THE RECORDS |
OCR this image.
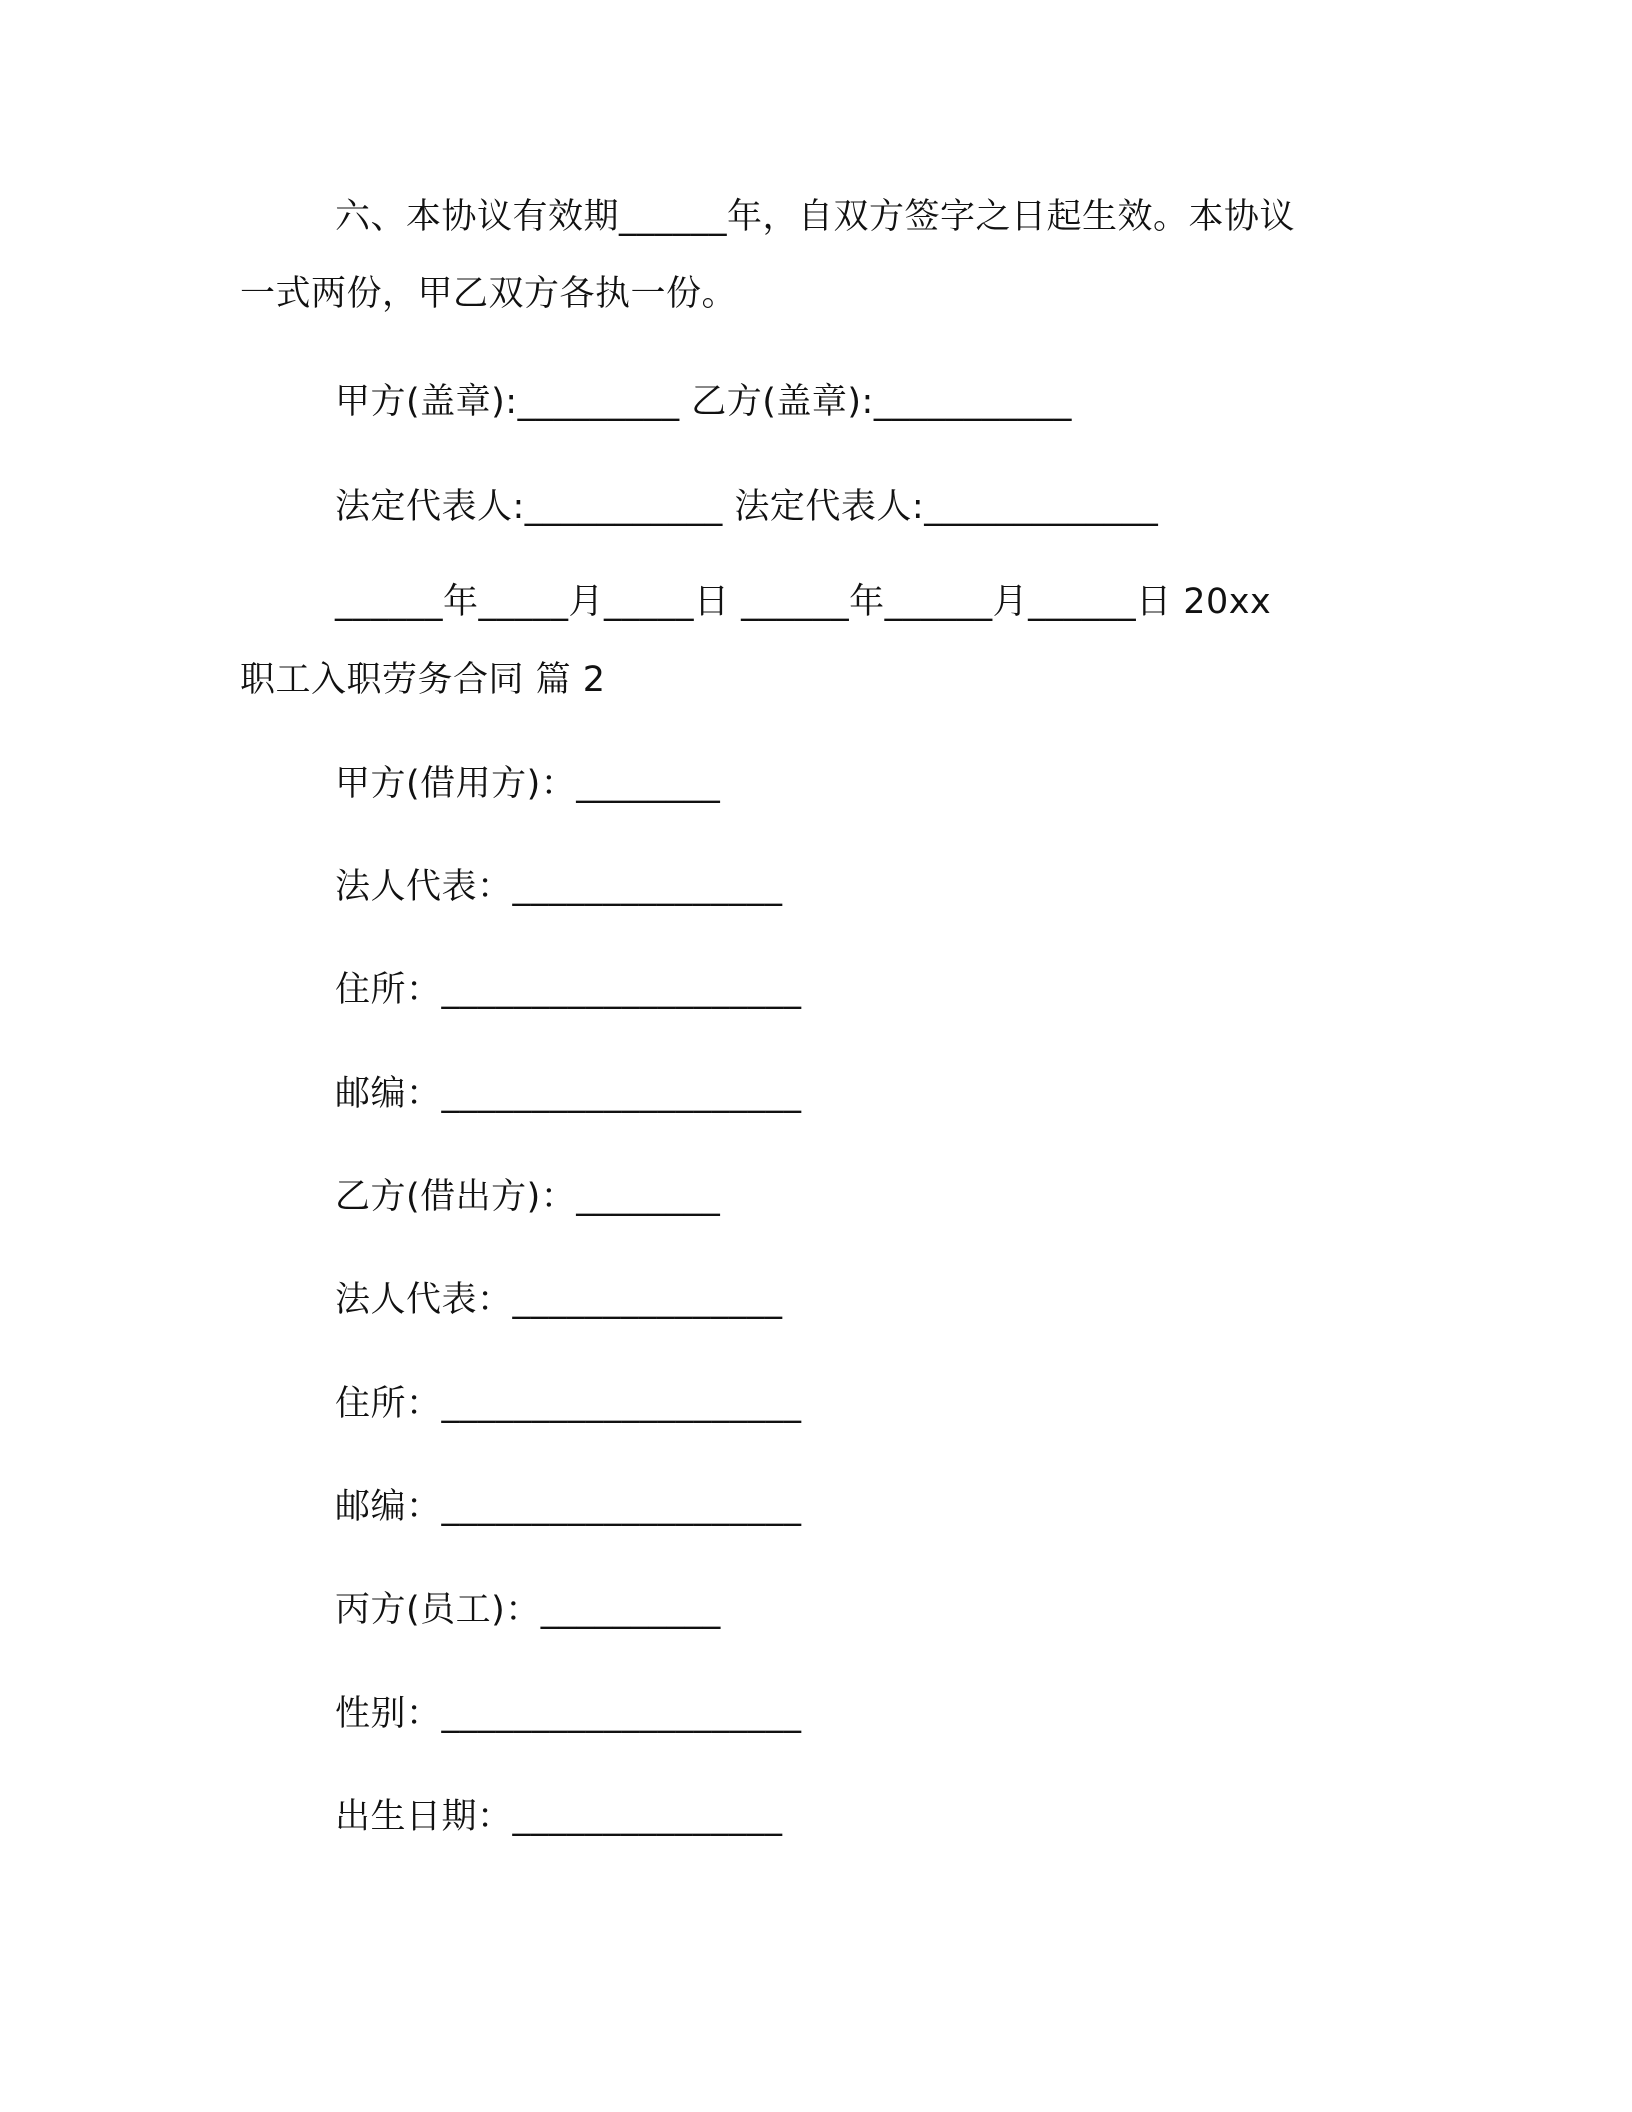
六、本协议有效期______年，自双方签字之日起生效。本协议
一式两份，甲乙双方各执一份。
甲方(盖章):_________ 乙方(盖章):___________
法定代表人:___________ 法定代表人:_____________
______年_____月_____日 ______年______月______日 20xx
职工入职劳务合同 篇 2
甲方(借用方)：________
法人代表：_______________
住所：____________________
邮编：____________________
乙方(借出方)：________
法人代表：_______________
住所：____________________
邮编：____________________
丙方(员工)：__________
性别：____________________
出生日期：_______________
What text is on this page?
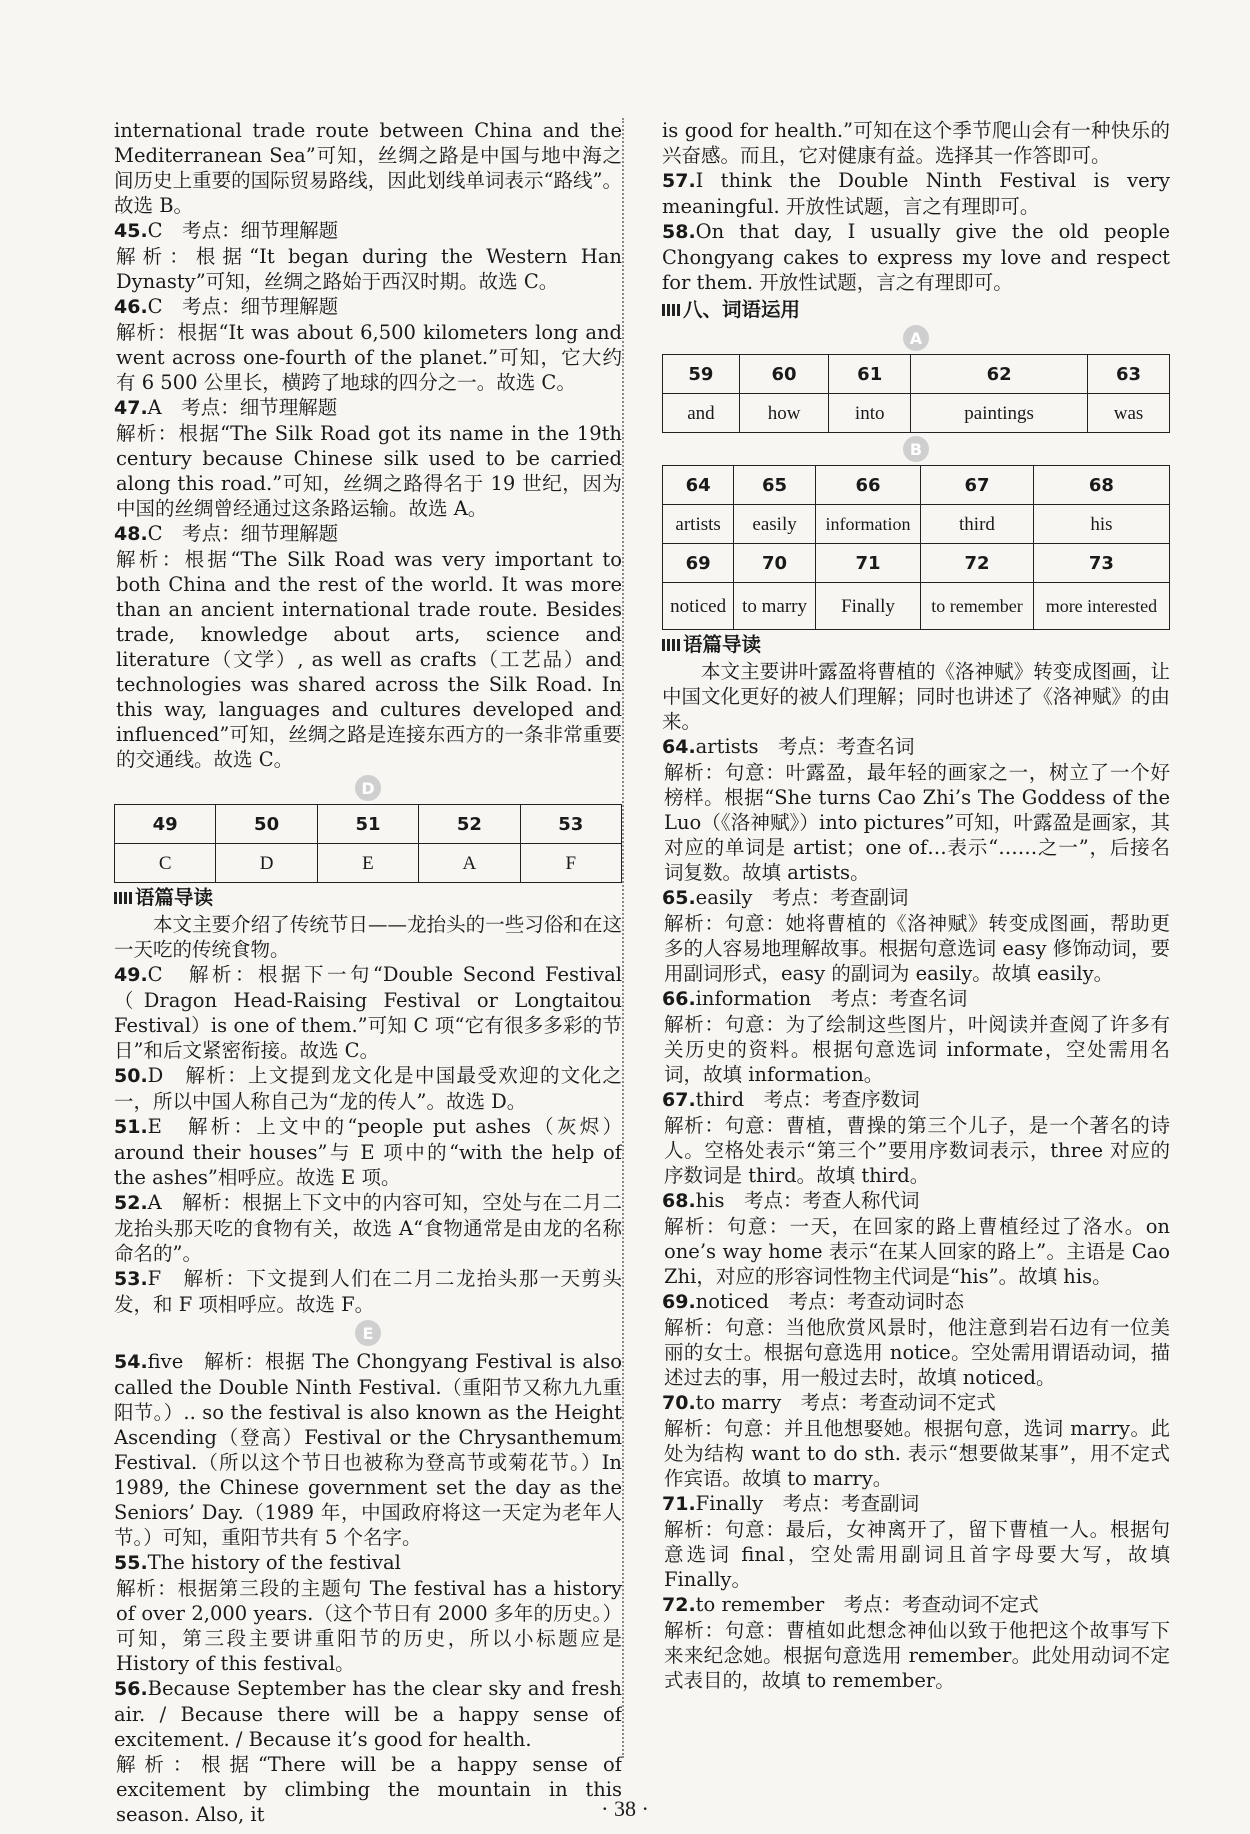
international trade route between China and the Mediterranean Sea”可知，丝绸之路是中国与地中海之间历史上重要的国际贸易路线，因此划线单词表示“路线”。故选 B。

45.C　考点：细节理解题

解析：根据“It began during the Western Han Dynasty”可知，丝绸之路始于西汉时期。故选 C。

46.C　考点：细节理解题

解析：根据“It was about 6,500 kilometers long and went across one-fourth of the planet.”可知，它大约有 6 500 公里长，横跨了地球的四分之一。故选 C。

47.A　考点：细节理解题

解析：根据“The Silk Road got its name in the 19th century because Chinese silk used to be carried along this road.”可知，丝绸之路得名于 19 世纪，因为中国的丝绸曾经通过这条路运输。故选 A。

48.C　考点：细节理解题

解析：根据“The Silk Road was very important to both China and the rest of the world. It was more than an ancient international trade route. Besides trade, knowledge about arts, science and literature（文学）, as well as crafts（工艺品）and technologies was shared across the Silk Road. In this way, languages and cultures developed and influenced”可知，丝绸之路是连接东西方的一条非常重要的交通线。故选 C。

D
49	50	51	52	53
C	D	E	A	F
语篇导读

本文主要介绍了传统节日——龙抬头的一些习俗和在这一天吃的传统食物。

49.C　解析：根据下一句“Double Second Festival（Dragon Head-Raising Festival or Longtaitou Festival）is one of them.”可知 C 项“它有很多多彩的节日”和后文紧密衔接。故选 C。

50.D　解析：上文提到龙文化是中国最受欢迎的文化之一，所以中国人称自己为“龙的传人”。故选 D。

51.E　解析：上文中的“people put ashes（灰烬）around their houses”与 E 项中的“with the help of the ashes”相呼应。故选 E 项。

52.A　解析：根据上下文中的内容可知，空处与在二月二龙抬头那天吃的食物有关，故选 A“食物通常是由龙的名称命名的”。

53.F　解析：下文提到人们在二月二龙抬头那一天剪头发，和 F 项相呼应。故选 F。

E

54.five　解析：根据 The Chongyang Festival is also called the Double Ninth Festival.（重阳节又称九九重阳节。）.. so the festival is also known as the Height Ascending（登高）Festival or the Chrysanthemum Festival.（所以这个节日也被称为登高节或菊花节。）In 1989, the Chinese government set the day as the Seniors’ Day.（1989 年，中国政府将这一天定为老年人节。）可知，重阳节共有 5 个名字。

55.The history of the festival

解析：根据第三段的主题句 The festival has a history of over 2,000 years.（这个节日有 2000 多年的历史。）可知，第三段主要讲重阳节的历史，所以小标题应是 History of this festival。

56.Because September has the clear sky and fresh air. / Because there will be a happy sense of excitement. / Because it’s good for health.

解析：根据“There will be a happy sense of excitement by climbing the mountain in this season. Also, it

is good for health.”可知在这个季节爬山会有一种快乐的兴奋感。而且，它对健康有益。选择其一作答即可。

57.I think the Double Ninth Festival is very meaningful. 开放性试题，言之有理即可。

58.On that day, I usually give the old people Chongyang cakes to express my love and respect for them. 开放性试题，言之有理即可。

八、词语运用
A
59	60	61	62	63
and	how	into	paintings	was
B
64	65	66	67	68
artists	easily	information	third	his
69	70	71	72	73
noticed	to marry	Finally	to remember	more interested
语篇导读

本文主要讲叶露盈将曹植的《洛神赋》转变成图画，让中国文化更好的被人们理解；同时也讲述了《洛神赋》的由来。

64.artists　考点：考查名词

解析：句意：叶露盈，最年轻的画家之一，树立了一个好榜样。根据“She turns Cao Zhi’s The Goddess of the Luo（《洛神赋》）into pictures”可知，叶露盈是画家，其对应的单词是 artist；one of…表示“……之一”，后接名词复数。故填 artists。

65.easily　考点：考查副词

解析：句意：她将曹植的《洛神赋》转变成图画，帮助更多的人容易地理解故事。根据句意选词 easy 修饰动词，要用副词形式，easy 的副词为 easily。故填 easily。

66.information　考点：考查名词

解析：句意：为了绘制这些图片，叶阅读并查阅了许多有关历史的资料。根据句意选词 informate，空处需用名词，故填 information。

67.third　考点：考查序数词

解析：句意：曹植，曹操的第三个儿子，是一个著名的诗人。空格处表示“第三个”要用序数词表示，three 对应的序数词是 third。故填 third。

68.his　考点：考查人称代词

解析：句意：一天，在回家的路上曹植经过了洛水。on one’s way home 表示“在某人回家的路上”。主语是 Cao Zhi，对应的形容词性物主代词是“his”。故填 his。

69.noticed　考点：考查动词时态

解析：句意：当他欣赏风景时，他注意到岩石边有一位美丽的女士。根据句意选用 notice。空处需用谓语动词，描述过去的事，用一般过去时，故填 noticed。

70.to marry　考点：考查动词不定式

解析：句意：并且他想娶她。根据句意，选词 marry。此处为结构 want to do sth. 表示“想要做某事”，用不定式作宾语。故填 to marry。

71.Finally　考点：考查副词

解析：句意：最后，女神离开了，留下曹植一人。根据句意选词 final，空处需用副词且首字母要大写，故填 Finally。

72.to remember　考点：考查动词不定式

解析：句意：曹植如此想念神仙以致于他把这个故事写下来来纪念她。根据句意选用 remember。此处用动词不定式表目的，故填 to remember。

· 38 ·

YOUR GOAL | Set the listing down in full and exactly. Pictures within it should not appear in the copy.

FINISHED ANSWER |
OCR this image.
六、本协议有效期______年，自双方签字之日起生效。本协议
一式两份，甲乙双方各执一份。
甲方(盖章):_________ 乙方(盖章):___________
法定代表人:___________ 法定代表人:_____________
______年_____月_____日 ______年______月______日 20xx
职工入职劳务合同 篇 2
甲方(借用方)：________
法人代表：_______________
住所：____________________
邮编：____________________
乙方(借出方)：________
法人代表：_______________
住所：____________________
邮编：____________________
丙方(员工)：__________
性别：____________________
出生日期：_______________
What text is on this page?
international trade route between China and the Mediterranean Sea”可知，丝绸之路是中国与地中海之间历史上重要的国际贸易路线，因此划线单词表示“路线”。故选 B。

45.C　考点：细节理解题

解析：根据“It began during the Western Han Dynasty”可知，丝绸之路始于西汉时期。故选 C。

46.C　考点：细节理解题

解析：根据“It was about 6,500 kilometers long and went across one-fourth of the planet.”可知，它大约有 6 500 公里长，横跨了地球的四分之一。故选 C。

47.A　考点：细节理解题

解析：根据“The Silk Road got its name in the 19th century because Chinese silk used to be carried along this road.”可知，丝绸之路得名于 19 世纪，因为中国的丝绸曾经通过这条路运输。故选 A。

48.C　考点：细节理解题

解析：根据“The Silk Road was very important to both China and the rest of the world. It was more than an ancient international trade route. Besides trade, knowledge about arts, science and literature（文学）, as well as crafts（工艺品）and technologies was shared across the Silk Road. In this way, languages and cultures developed and influenced”可知，丝绸之路是连接东西方的一条非常重要的交通线。故选 C。

D
49	50	51	52	53
C	D	E	A	F
语篇导读

本文主要介绍了传统节日——龙抬头的一些习俗和在这一天吃的传统食物。

49.C　解析：根据下一句“Double Second Festival（Dragon Head-Raising Festival or Longtaitou Festival）is one of them.”可知 C 项“它有很多多彩的节日”和后文紧密衔接。故选 C。

50.D　解析：上文提到龙文化是中国最受欢迎的文化之一，所以中国人称自己为“龙的传人”。故选 D。

51.E　解析：上文中的“people put ashes（灰烬）around their houses”与 E 项中的“with the help of the ashes”相呼应。故选 E 项。

52.A　解析：根据上下文中的内容可知，空处与在二月二龙抬头那天吃的食物有关，故选 A“食物通常是由龙的名称命名的”。

53.F　解析：下文提到人们在二月二龙抬头那一天剪头发，和 F 项相呼应。故选 F。

E

54.five　解析：根据 The Chongyang Festival is also called the Double Ninth Festival.（重阳节又称九九重阳节。）.. so the festival is also known as the Height Ascending（登高）Festival or the Chrysanthemum Festival.（所以这个节日也被称为登高节或菊花节。）In 1989, the Chinese government set the day as the Seniors’ Day.（1989 年，中国政府将这一天定为老年人节。）可知，重阳节共有 5 个名字。

55.The history of the festival

解析：根据第三段的主题句 The festival has a history of over 2,000 years.（这个节日有 2000 多年的历史。）可知，第三段主要讲重阳节的历史，所以小标题应是 History of this festival。

56.Because September has the clear sky and fresh air. / Because there will be a happy sense of excitement. / Because it’s good for health.

解析：根据“There will be a happy sense of excitement by climbing the mountain in this season. Also, it

is good for health.”可知在这个季节爬山会有一种快乐的兴奋感。而且，它对健康有益。选择其一作答即可。

57.I think the Double Ninth Festival is very meaningful. 开放性试题，言之有理即可。

58.On that day, I usually give the old people Chongyang cakes to express my love and respect for them. 开放性试题，言之有理即可。

八、词语运用
A
59	60	61	62	63
and	how	into	paintings	was
B
64	65	66	67	68
artists	easily	information	third	his
69	70	71	72	73
noticed	to marry	Finally	to remember	more interested
语篇导读

本文主要讲叶露盈将曹植的《洛神赋》转变成图画，让中国文化更好的被人们理解；同时也讲述了《洛神赋》的由来。

64.artists　考点：考查名词

解析：句意：叶露盈，最年轻的画家之一，树立了一个好榜样。根据“She turns Cao Zhi’s The Goddess of the Luo（《洛神赋》）into pictures”可知，叶露盈是画家，其对应的单词是 artist；one of…表示“……之一”，后接名词复数。故填 artists。

65.easily　考点：考查副词

解析：句意：她将曹植的《洛神赋》转变成图画，帮助更多的人容易地理解故事。根据句意选词 easy 修饰动词，要用副词形式，easy 的副词为 easily。故填 easily。

66.information　考点：考查名词

解析：句意：为了绘制这些图片，叶阅读并查阅了许多有关历史的资料。根据句意选词 informate，空处需用名词，故填 information。

67.third　考点：考查序数词

解析：句意：曹植，曹操的第三个儿子，是一个著名的诗人。空格处表示“第三个”要用序数词表示，three 对应的序数词是 third。故填 third。

68.his　考点：考查人称代词

解析：句意：一天，在回家的路上曹植经过了洛水。on one’s way home 表示“在某人回家的路上”。主语是 Cao Zhi，对应的形容词性物主代词是“his”。故填 his。

69.noticed　考点：考查动词时态

解析：句意：当他欣赏风景时，他注意到岩石边有一位美丽的女士。根据句意选用 notice。空处需用谓语动词，描述过去的事，用一般过去时，故填 noticed。

70.to marry　考点：考查动词不定式

解析：句意：并且他想娶她。根据句意，选词 marry。此处为结构 want to do sth. 表示“想要做某事”，用不定式作宾语。故填 to marry。

71.Finally　考点：考查副词

解析：句意：最后，女神离开了，留下曹植一人。根据句意选词 final，空处需用副词且首字母要大写，故填 Finally。

72.to remember　考点：考查动词不定式

解析：句意：曹植如此想念神仙以致于他把这个故事写下来来纪念她。根据句意选用 remember。此处用动词不定式表目的，故填 to remember。

· 38 ·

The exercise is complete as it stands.